--- START ---
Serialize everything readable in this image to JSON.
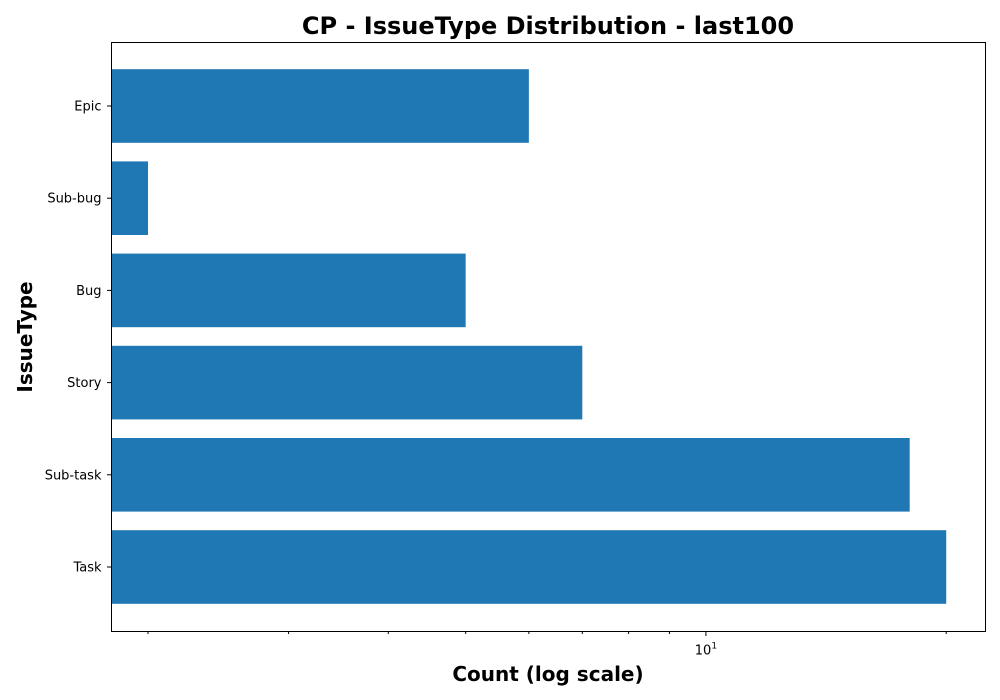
{
  "chart_data": {
    "type": "bar",
    "orientation": "horizontal",
    "title": "CP - IssueType Distribution - last100",
    "xlabel": "Count (log scale)",
    "ylabel": "IssueType",
    "x_scale": "log",
    "xlim": [
      1.8,
      22.4
    ],
    "x_tick_labels": [
      {
        "value": 10,
        "base": "10",
        "exponent": "1"
      }
    ],
    "x_minor_ticks": [
      2,
      3,
      4,
      5,
      6,
      7,
      8,
      9,
      20
    ],
    "categories": [
      "Epic",
      "Sub-bug",
      "Bug",
      "Story",
      "Sub-task",
      "Task"
    ],
    "values": [
      6,
      2,
      5,
      7,
      18,
      20
    ],
    "bar_color": "#1f77b4",
    "grid": false,
    "legend": "none"
  }
}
--- END ---
Pictures in the records above are not copied; print everything else exactly.

#### WRITTEN RESPONSE:
Serialize everything readable in this image to JSON.
{
  "chart_data": {
    "type": "bar",
    "orientation": "horizontal",
    "title": "CP - IssueType Distribution - last100",
    "xlabel": "Count (log scale)",
    "ylabel": "IssueType",
    "x_scale": "log",
    "xlim": [
      1.8,
      22.4
    ],
    "x_tick_labels": [
      {
        "value": 10,
        "base": "10",
        "exponent": "1"
      }
    ],
    "x_minor_ticks": [
      2,
      3,
      4,
      5,
      6,
      7,
      8,
      9,
      20
    ],
    "categories": [
      "Epic",
      "Sub-bug",
      "Bug",
      "Story",
      "Sub-task",
      "Task"
    ],
    "values": [
      6,
      2,
      5,
      7,
      18,
      20
    ],
    "bar_color": "#1f77b4",
    "grid": false,
    "legend": "none"
  }
}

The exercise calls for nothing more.